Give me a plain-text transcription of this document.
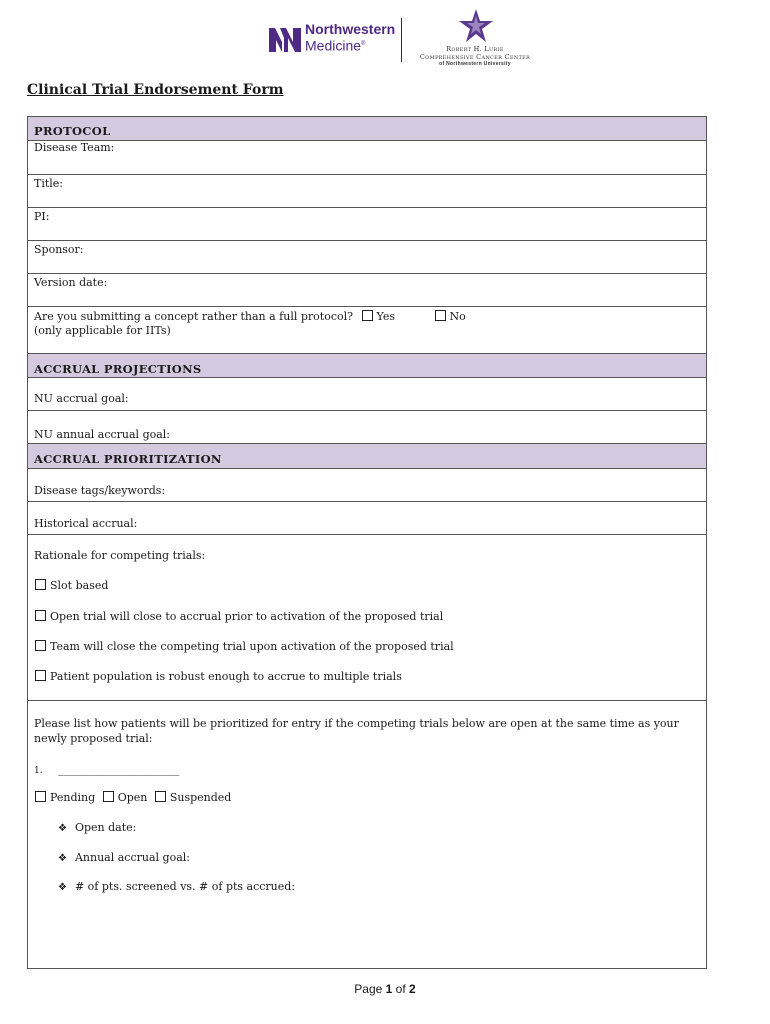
Northwestern
Medicine®
Robert H. Lurie
Comprehensive Cancer Center
of Northwestern University
Clinical Trial Endorsement Form
PROTOCOL
Disease Team:
Title:
PI:
Sponsor:
Version date:
Are you submitting a concept rather than a full protocol? Yes	No
(only applicable for IITs)
ACCRUAL PROJECTIONS
NU accrual goal:
NU annual accrual goal:
ACCRUAL PRIORITIZATION
Disease tags/keywords:
Historical accrual:
Rationale for competing trials:
Slot based
Open trial will close to accrual prior to activation of the proposed trial
Team will close the competing trial upon activation of the proposed trial
Patient population is robust enough to accrue to multiple trials
Please list how patients will be prioritized for entry if the competing trials below are open at the same time as your newly proposed trial:
1. ______________________
Pending Open Suspended
❖ Open date:
❖ Annual accrual goal:
❖ # of pts. screened vs. # of pts accrued:
Page 1 of 2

_____

• ACTION ITEM: What you return must match each record exactly and contain no images.

• OUTPUT OF THE TASK:
Give me a plain-text transcription of this document.
Northwestern
Medicine®
Robert H. Lurie
Comprehensive Cancer Center
of Northwestern University
Clinical Trial Endorsement Form
PROTOCOL
Disease Team:
Title:
PI:
Sponsor:
Version date:
Are you submitting a concept rather than a full protocol? Yes	No
(only applicable for IITs)
ACCRUAL PROJECTIONS
NU accrual goal:
NU annual accrual goal:
ACCRUAL PRIORITIZATION
Disease tags/keywords:
Historical accrual:
Rationale for competing trials:
Slot based
Open trial will close to accrual prior to activation of the proposed trial
Team will close the competing trial upon activation of the proposed trial
Patient population is robust enough to accrue to multiple trials
Please list how patients will be prioritized for entry if the competing trials below are open at the same time as your newly proposed trial:
1. ______________________
Pending Open Suspended
❖ Open date:
❖ Annual accrual goal:
❖ # of pts. screened vs. # of pts accrued:
Page 1 of 2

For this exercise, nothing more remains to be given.